**INSTRUCTIONS FOR THE TASK:** Go through the lines below. Copy those with "Select".

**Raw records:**
———

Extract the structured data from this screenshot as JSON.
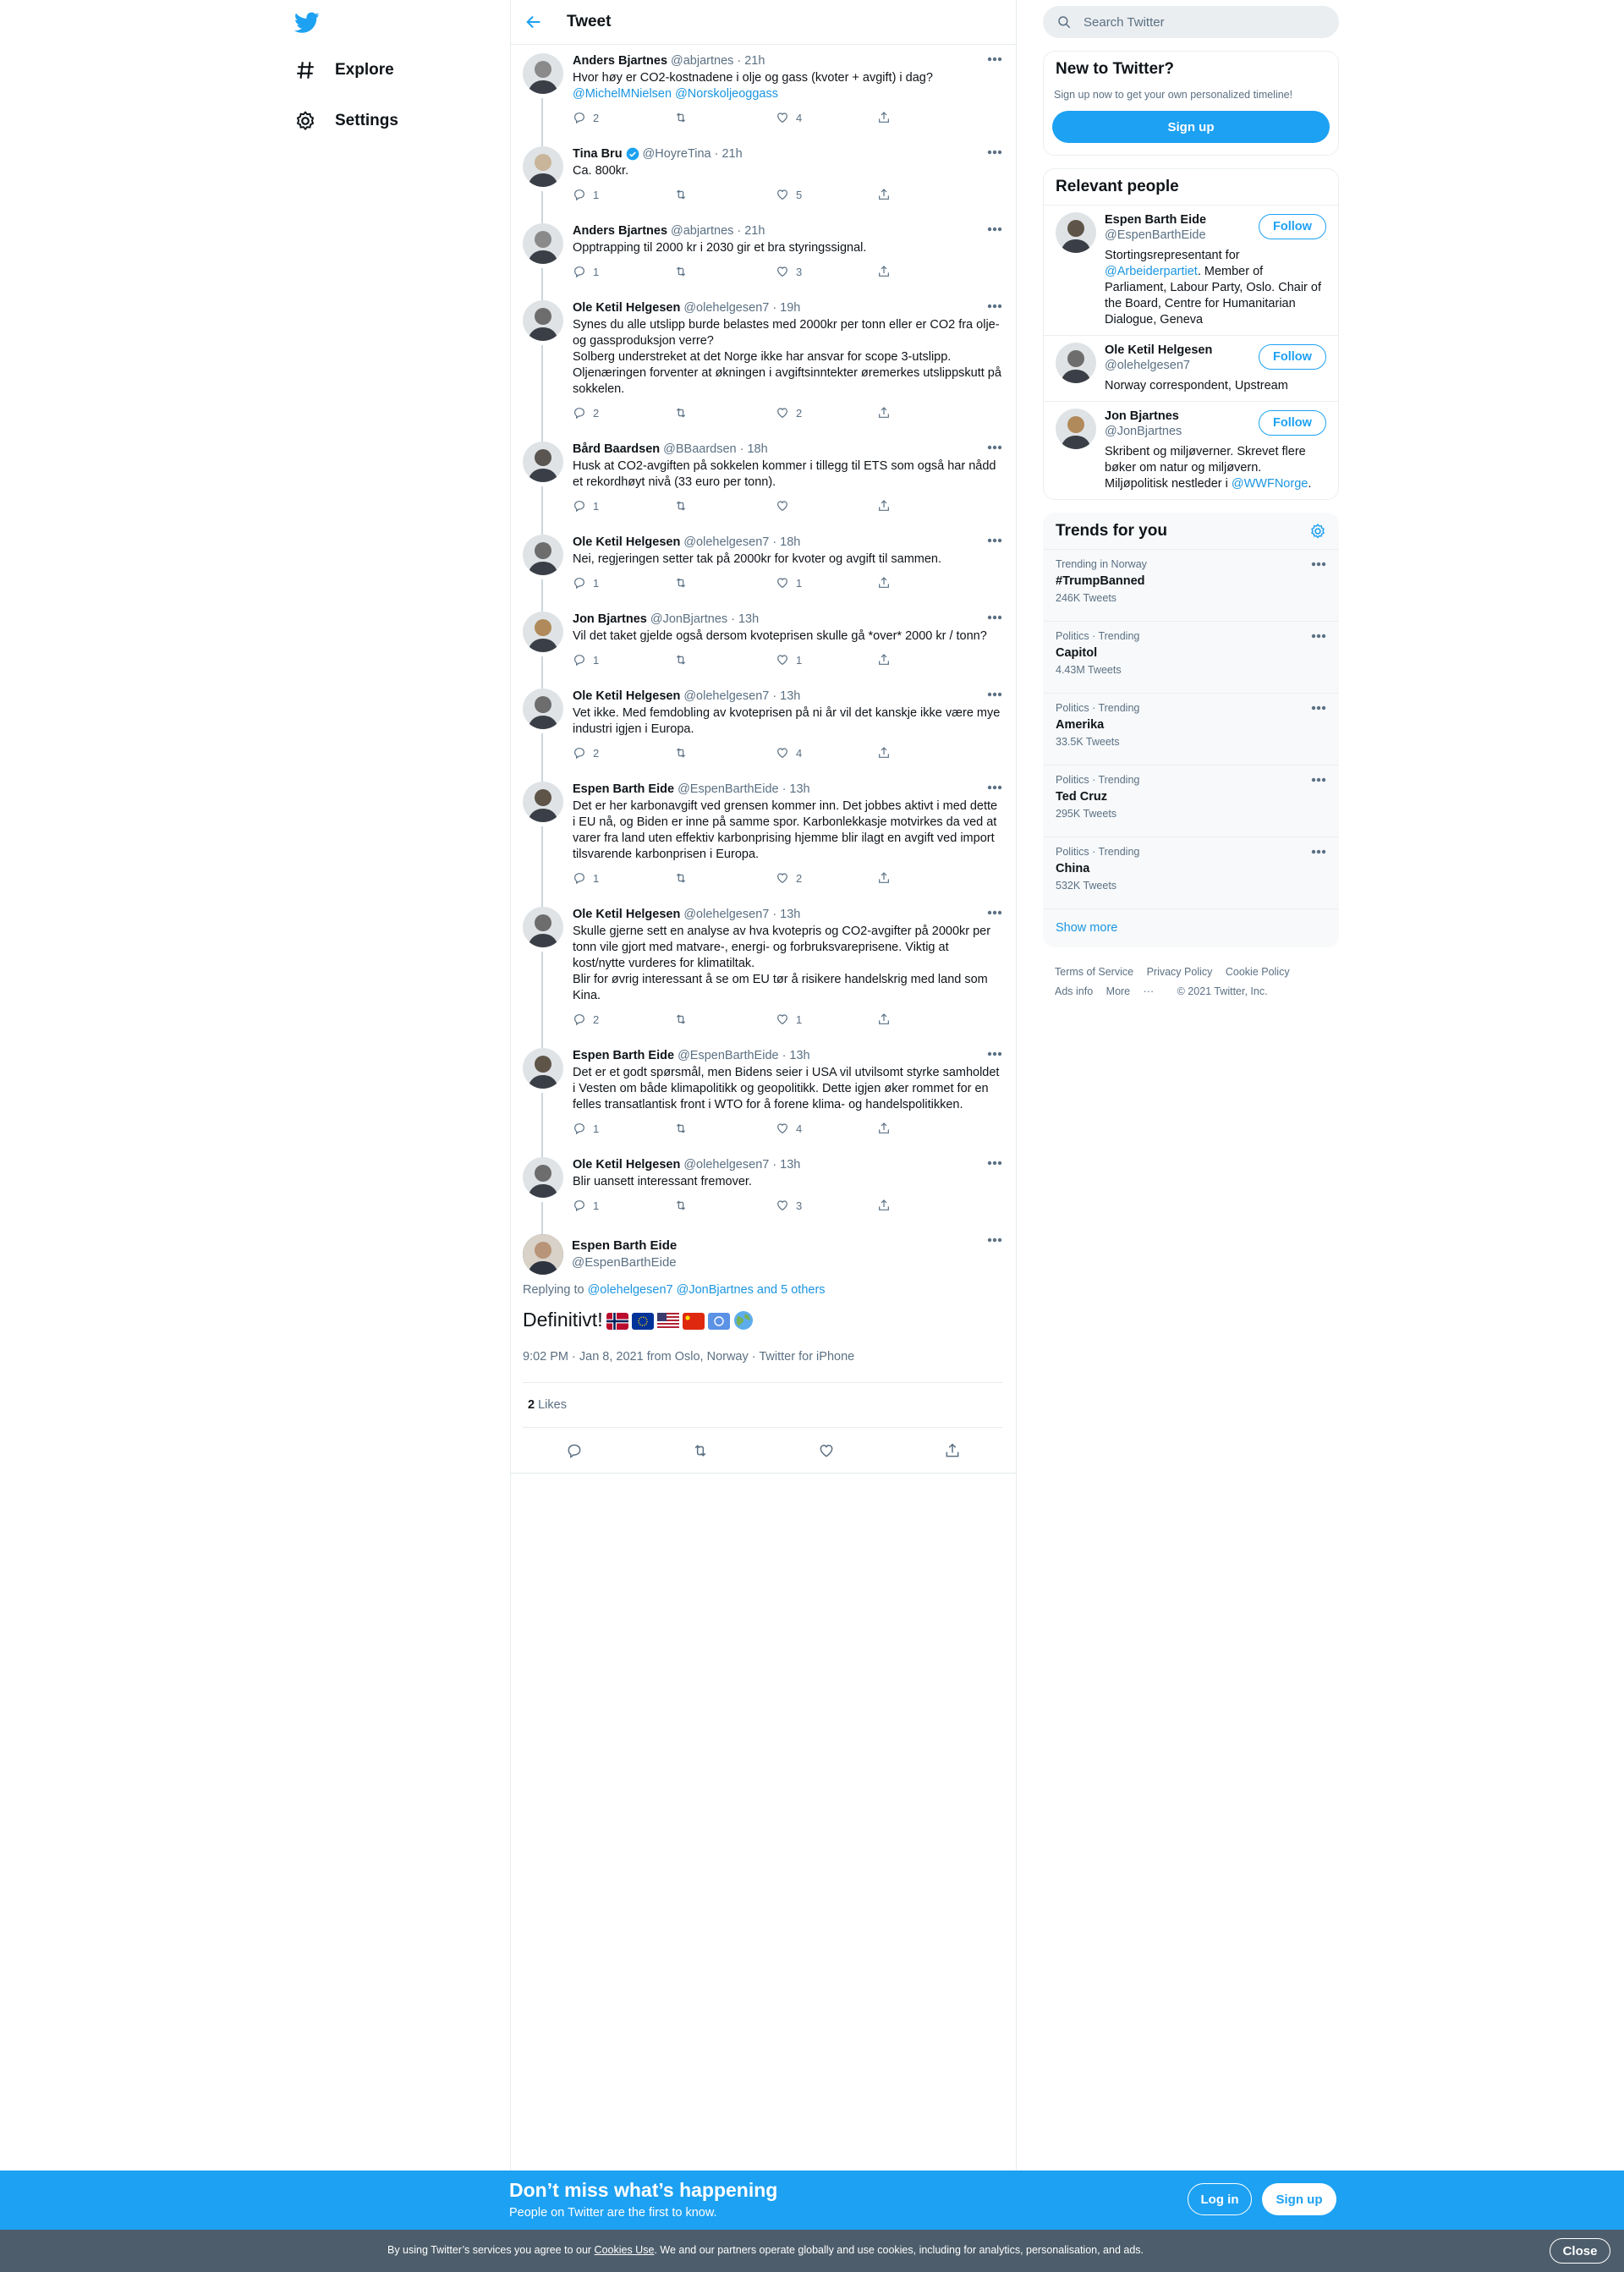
{
  "nav": {
    "explore_label": "Explore",
    "settings_label": "Settings"
  },
  "header": {
    "title": "Tweet"
  },
  "thread": [
    {
      "name": "Anders Bjartnes",
      "handle": "@abjartnes",
      "time": "21h",
      "text": "Hvor høy er CO2-kostnadene i olje og gass (kvoter + avgift) i dag?",
      "mentions": "@MichelMNielsen @Norskoljeoggass",
      "replies": "2",
      "retweets": "",
      "likes": "4",
      "avatar_color": "#8a8a8a",
      "verified": false
    },
    {
      "name": "Tina Bru",
      "handle": "@HoyreTina",
      "time": "21h",
      "text": "Ca. 800kr.",
      "mentions": "",
      "replies": "1",
      "retweets": "",
      "likes": "5",
      "avatar_color": "#c8b59a",
      "verified": true
    },
    {
      "name": "Anders Bjartnes",
      "handle": "@abjartnes",
      "time": "21h",
      "text": "Opptrapping til 2000 kr i 2030 gir et bra styringssignal.",
      "mentions": "",
      "replies": "1",
      "retweets": "",
      "likes": "3",
      "avatar_color": "#8a8a8a",
      "verified": false
    },
    {
      "name": "Ole Ketil Helgesen",
      "handle": "@olehelgesen7",
      "time": "19h",
      "text": "Synes du alle utslipp burde belastes med 2000kr per tonn eller er CO2 fra olje- og gassproduksjon verre?\nSolberg understreket at det Norge ikke har ansvar for scope 3-utslipp.\nOljenæringen forventer at økningen i avgiftsinntekter øremerkes utslippskutt på sokkelen.",
      "mentions": "",
      "replies": "2",
      "retweets": "",
      "likes": "2",
      "avatar_color": "#6d6d6d",
      "verified": false
    },
    {
      "name": "Bård Baardsen",
      "handle": "@BBaardsen",
      "time": "18h",
      "text": "Husk at CO2-avgiften på sokkelen kommer i tillegg til ETS som også har nådd et rekordhøyt nivå (33 euro per tonn).",
      "mentions": "",
      "replies": "1",
      "retweets": "",
      "likes": "",
      "avatar_color": "#5a5550",
      "verified": false
    },
    {
      "name": "Ole Ketil Helgesen",
      "handle": "@olehelgesen7",
      "time": "18h",
      "text": "Nei, regjeringen setter tak på 2000kr for kvoter og avgift til sammen.",
      "mentions": "",
      "replies": "1",
      "retweets": "",
      "likes": "1",
      "avatar_color": "#6d6d6d",
      "verified": false
    },
    {
      "name": "Jon Bjartnes",
      "handle": "@JonBjartnes",
      "time": "13h",
      "text": "Vil det taket gjelde også dersom kvoteprisen skulle gå *over* 2000 kr / tonn?",
      "mentions": "",
      "replies": "1",
      "retweets": "",
      "likes": "1",
      "avatar_color": "#b08a5a",
      "verified": false
    },
    {
      "name": "Ole Ketil Helgesen",
      "handle": "@olehelgesen7",
      "time": "13h",
      "text": "Vet ikke. Med femdobling av kvoteprisen på ni år vil det kanskje ikke være mye industri igjen i Europa.",
      "mentions": "",
      "replies": "2",
      "retweets": "",
      "likes": "4",
      "avatar_color": "#6d6d6d",
      "verified": false
    },
    {
      "name": "Espen Barth Eide",
      "handle": "@EspenBarthEide",
      "time": "13h",
      "text": "Det er her karbonavgift ved grensen kommer inn. Det jobbes aktivt i med dette i EU nå, og Biden er inne på samme spor. Karbonlekkasje motvirkes da ved at varer fra land uten effektiv karbonprising hjemme blir ilagt en avgift ved import tilsvarende karbonprisen i Europa.",
      "mentions": "",
      "replies": "1",
      "retweets": "",
      "likes": "2",
      "avatar_color": "#5e5448",
      "verified": false
    },
    {
      "name": "Ole Ketil Helgesen",
      "handle": "@olehelgesen7",
      "time": "13h",
      "text": "Skulle gjerne sett en analyse av hva kvotepris og CO2-avgifter på 2000kr per tonn vile gjort med matvare-, energi- og forbruksvareprisene. Viktig at kost/nytte vurderes for klimatiltak.\nBlir for øvrig interessant å se om EU tør å risikere handelskrig med land som Kina.",
      "mentions": "",
      "replies": "2",
      "retweets": "",
      "likes": "1",
      "avatar_color": "#6d6d6d",
      "verified": false
    },
    {
      "name": "Espen Barth Eide",
      "handle": "@EspenBarthEide",
      "time": "13h",
      "text": "Det er et godt spørsmål, men Bidens seier i USA vil utvilsomt styrke samholdet i Vesten om både klimapolitikk og geopolitikk. Dette igjen øker rommet for en felles transatlantisk front i WTO for å forene klima- og handelspolitikken.",
      "mentions": "",
      "replies": "1",
      "retweets": "",
      "likes": "4",
      "avatar_color": "#5e5448",
      "verified": false
    },
    {
      "name": "Ole Ketil Helgesen",
      "handle": "@olehelgesen7",
      "time": "13h",
      "text": "Blir uansett interessant fremover.",
      "mentions": "",
      "replies": "1",
      "retweets": "",
      "likes": "3",
      "avatar_color": "#6d6d6d",
      "verified": false
    }
  ],
  "main_tweet": {
    "name": "Espen Barth Eide",
    "handle": "@EspenBarthEide",
    "replying_prefix": "Replying to",
    "replying_to": "@olehelgesen7 @JonBjartnes and 5 others",
    "text": "Definitivt!",
    "flags": [
      "Norway",
      "EU",
      "USA",
      "China",
      "UN",
      "Earth"
    ],
    "date": "9:02 PM · Jan 8, 2021 from Oslo, Norway · Twitter for iPhone",
    "likes_count": "2",
    "likes_label": "Likes",
    "avatar_color": "#5e5448"
  },
  "search": {
    "placeholder": "Search Twitter"
  },
  "new_to_twitter": {
    "title": "New to Twitter?",
    "subtitle": "Sign up now to get your own personalized timeline!",
    "signup_label": "Sign up"
  },
  "relevant_people": {
    "title": "Relevant people",
    "follow_label": "Follow",
    "people": [
      {
        "name": "Espen Barth Eide",
        "handle": "@EspenBarthEide",
        "bio_pre": "Stortingsrepresentant for ",
        "bio_link": "@Arbeiderpartiet",
        "bio_post": ". Member of Parliament, Labour Party, Oslo. Chair of the Board, Centre for Humanitarian Dialogue, Geneva",
        "avatar_color": "#5e5448"
      },
      {
        "name": "Ole Ketil Helgesen",
        "handle": "@olehelgesen7",
        "bio_pre": "Norway correspondent, Upstream",
        "bio_link": "",
        "bio_post": "",
        "avatar_color": "#6d6d6d"
      },
      {
        "name": "Jon Bjartnes",
        "handle": "@JonBjartnes",
        "bio_pre": "Skribent og miljøverner. Skrevet flere bøker om natur og miljøvern. Miljøpolitisk nestleder i ",
        "bio_link": "@WWFNorge",
        "bio_post": ".",
        "avatar_color": "#b08a5a"
      }
    ]
  },
  "trends": {
    "title": "Trends for you",
    "items": [
      {
        "meta": "Trending in Norway",
        "name": "#TrumpBanned",
        "count": "246K Tweets"
      },
      {
        "meta": "Politics · Trending",
        "name": "Capitol",
        "count": "4.43M Tweets"
      },
      {
        "meta": "Politics · Trending",
        "name": "Amerika",
        "count": "33.5K Tweets"
      },
      {
        "meta": "Politics · Trending",
        "name": "Ted Cruz",
        "count": "295K Tweets"
      },
      {
        "meta": "Politics · Trending",
        "name": "China",
        "count": "532K Tweets"
      }
    ],
    "show_more": "Show more"
  },
  "footer": {
    "terms": "Terms of Service",
    "privacy": "Privacy Policy",
    "cookie": "Cookie Policy",
    "ads": "Ads info",
    "more": "More",
    "copyright": "© 2021 Twitter, Inc."
  },
  "banner": {
    "title": "Don’t miss what’s happening",
    "subtitle": "People on Twitter are the first to know.",
    "login_label": "Log in",
    "signup_label": "Sign up"
  },
  "cookie_bar": {
    "text_pre": "By using Twitter’s services you agree to our ",
    "link": "Cookies Use",
    "text_post": ". We and our partners operate globally and use cookies, including for analytics, personalisation, and ads.",
    "close_label": "Close"
  },
  "colors": {
    "brand": "#1da1f2",
    "link": "#1b95e0",
    "secondary_text": "#5b7083"
  }
}
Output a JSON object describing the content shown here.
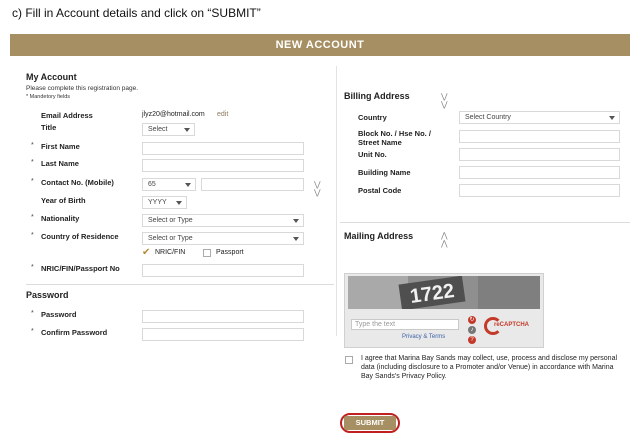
{
  "instruction": "c) Fill in Account details and click on “SUBMIT”",
  "banner": "NEW ACCOUNT",
  "account": {
    "heading": "My Account",
    "subtext": "Please complete this registration page.",
    "mandatory": "* Mandetory fields",
    "email_label": "Email Address",
    "email_value": "jlyz20@hotmail.com",
    "edit_link": "edit",
    "title_label": "Title",
    "title_value": "Select",
    "first_name_label": "First Name",
    "last_name_label": "Last Name",
    "contact_label": "Contact No. (Mobile)",
    "contact_code": "65",
    "yob_label": "Year of Birth",
    "yob_value": "YYYY",
    "nationality_label": "Nationality",
    "nationality_value": "Select or Type",
    "residence_label": "Country of Residence",
    "residence_value": "Select or Type",
    "nric_option": "NRIC/FIN",
    "passport_option": "Passport",
    "nric_label": "NRIC/FIN/Passport No",
    "star": "*"
  },
  "password": {
    "heading": "Password",
    "password_label": "Password",
    "confirm_label": "Confirm Password"
  },
  "billing": {
    "heading": "Billing Address",
    "country_label": "Country",
    "country_value": "Select Country",
    "block_label_1": "Block No. / Hse No. /",
    "block_label_2": "Street Name",
    "unit_label": "Unit No.",
    "building_label": "Building Name",
    "postal_label": "Postal Code"
  },
  "mailing": {
    "heading": "Mailing Address"
  },
  "captcha": {
    "code": "1722",
    "placeholder": "Type the text",
    "privacy": "Privacy & Terms",
    "brand": "reCAPTCHA"
  },
  "agreement": "I agree that Marina Bay Sands may collect, use, process and disclose my personal data (including disclosure to a Promoter and/or Venue) in accordance with Marina Bay Sands's Privacy Policy.",
  "submit_label": "SUBMIT",
  "colors": {
    "brand": "#a68f62",
    "highlight": "#c02020"
  }
}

———

**EXERCISE OUTPUT:**
    "title_value": "Select",
    "nationality_value": "Select or Type",
    "residence_value": "Select or Type",
    "country_value": "Select Country",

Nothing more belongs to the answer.